:: Task details ::
Copy each line below in which the string "cotitzacions" occurs.

Saved entries

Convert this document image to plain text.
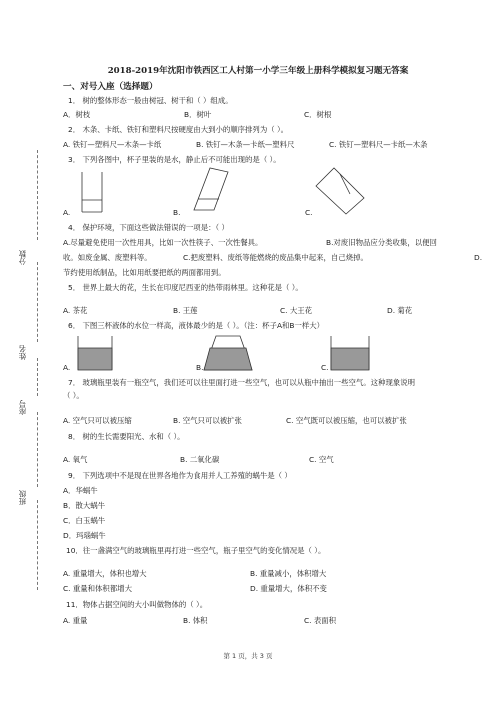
分数
姓名
座号
班级
2018-2019年沈阳市铁西区工人村第一小学三年级上册科学模拟复习题无答案
一、对号入座（选择题）
1． 树的整体形态一般由树冠、树干和（ ）组成。
A．树枝	B．树叶	C．树根
2． 木条、卡纸、铁钉和塑料尺按硬度由大到小的顺序排列为（ ）。
A. 铁钉—塑料尺—木条—卡纸	B. 铁钉—木条—卡纸—塑料尺	C. 铁钉—塑料尺—卡纸—木条
3． 下列各图中，杯子里装的是水，静止后不可能出现的是（ ）。
A.	B.	C.
4． 保护环境，下面这些做法错误的一项是：（ ）
A.尽量避免使用一次性用具，比如一次性筷子、一次性餐具。	B.对废旧物品应分类收集，以便回
收。如废金属、废塑料等。	C.把废塑料、废纸等能燃烧的废品集中起来，自己烧掉。	D.
节约使用纸制品，比如用纸要把纸的两面都用到。
5． 世界上最大的花，生长在印度尼西亚的热带雨林里。这种花是（ ）。
A. 茶花	B. 王莲	C. 大王花	D. 菊花
6． 下图三杯液体的水位一样高，液体最少的是（ ）。（注：杯子A和B一样大）
A.	B.	C.
7． 玻璃瓶里装有一瓶空气，我们还可以往里面打进一些空气，也可以从瓶中抽出一些空气。这种现象说明
（ ）。
A. 空气只可以被压缩	B. 空气只可以被扩张	C. 空气既可以被压缩，也可以被扩张
8． 树的生长需要阳光、水和（ ）。
A. 氧气	B. 二氧化碳	C. 空气
9． 下列选项中不是现在世界各地作为食用并人工养殖的蜗牛是（ ）
A．华蜗牛
B．散大蜗牛
C．白玉蜗牛
D．玛瑙蜗牛
10．往一盏满空气的玻璃瓶里再打进一些空气，瓶子里空气的变化情况是（ ）。
A. 重量增大，体积也增大	B. 重量减小，体积增大
C. 重量和体积都增大	D. 重量增大，体积不变
11．物体占据空间的大小叫做物体的（ ）。
A. 重量	B. 体积	C. 表面积
第 1 页，共 3 页
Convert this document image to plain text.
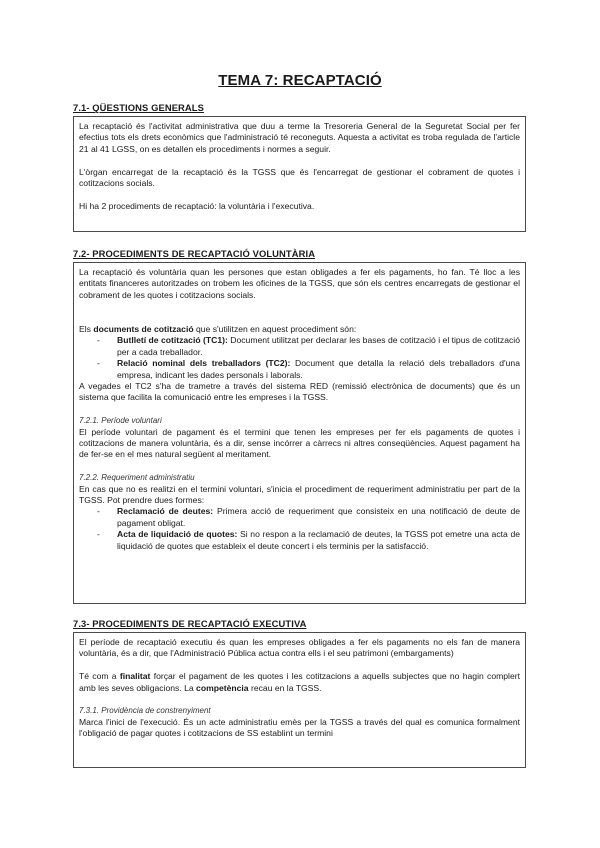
TEMA 7: RECAPTACIÓ
7.1- QÜESTIONS GENERALS

La recaptació és l'activitat administrativa que duu a terme la Tresoreria General de la Seguretat Social per fer efectius tots els drets econòmics que l'administració té reconeguts. Aquesta a activitat es troba regulada de l'article 21 al 41 LGSS, on es detallen els procediments i normes a seguir.

L'òrgan encarregat de la recaptació és la TGSS que és l'encarregat de gestionar el cobrament de quotes i cotitzacions socials.

Hi ha 2 procediments de recaptació: la voluntària i l'executiva.

7.2- PROCEDIMENTS DE RECAPTACIÓ VOLUNTÀRIA

La recaptació és voluntària quan les persones que estan obligades a fer els pagaments, ho fan. Té lloc a les entitats financeres autoritzades on trobem les oficines de la TGSS, que són els centres encarregats de gestionar el cobrament de les quotes i cotitzacions socials.

Els documents de cotització que s'utilitzen en aquest procediment són:

- Butlletí de cotització (TC1): Document utilitzat per declarar les bases de cotització i el tipus de cotització per a cada treballador.
- Relació nominal dels treballadors (TC2): Document que detalla la relació dels treballadors d'una empresa, indicant les dades personals i laborals.

A vegades el TC2 s'ha de trametre a través del sistema RED (remissió electrònica de documents) que és un sistema que facilita la comunicació entre les empreses i la TGSS.

7.2.1. Període voluntari

El període voluntari de pagament és el termini que tenen les empreses per fer els pagaments de quotes i cotitzacions de manera voluntària, és a dir, sense incórrer a càrrecs ni altres conseqüències. Aquest pagament ha de fer-se en el mes natural següent al meritament.

7.2.2. Requeriment administratiu

En cas que no es realitzi en el termini voluntari, s'inicia el procediment de requeriment administratiu per part de la TGSS. Pot prendre dues formes:

- Reclamació de deutes: Primera acció de requeriment que consisteix en una notificació de deute de pagament obligat.
- Acta de liquidació de quotes: Si no respon a la reclamació de deutes, la TGSS pot emetre una acta de liquidació de quotes que estableix el deute concert i els terminis per la satisfacció.
7.3- PROCEDIMENTS DE RECAPTACIÓ EXECUTIVA

El període de recaptació executiu és quan les empreses obligades a fer els pagaments no els fan de manera voluntària, és a dir, que l'Administració Pública actua contra ells i el seu patrimoni (embargaments)

Té com a finalitat forçar el pagament de les quotes i les cotitzacions a aquells subjectes que no hagin complert amb les seves obligacions. La competència recau en la TGSS.

7.3.1. Providència de constrenyiment

Marca l'inici de l'execució. És un acte administratiu emès per la TGSS a través del qual es comunica formalment l'obligació de pagar quotes i cotitzacions de SS establint un termini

:: Exercise response ::
L'òrgan encarregat de la recaptació és la TGSS que és l'encarregat de gestionar el cobrament de quotes i cotitzacions socials.
La recaptació és voluntària quan les persones que estan obligades a fer els pagaments, ho fan. Té lloc a les entitats financeres autoritzades on trobem les oficines de la TGSS, que són els centres encarregats de gestionar el cobrament de les quotes i cotitzacions socials.
El període voluntari de pagament és el termini que tenen les empreses per fer els pagaments de quotes i cotitzacions de manera voluntària, és a dir, sense incórrer a càrrecs ni altres conseqüències. Aquest pagament ha de fer-se en el mes natural següent al meritament.
Té com a finalitat forçar el pagament de les quotes i les cotitzacions a aquells subjectes que no hagin complert amb les seves obligacions. La competència recau en la TGSS.
Marca l'inici de l'execució. És un acte administratiu emès per la TGSS a través del qual es comunica formalment l'obligació de pagar quotes i cotitzacions de SS establint un termini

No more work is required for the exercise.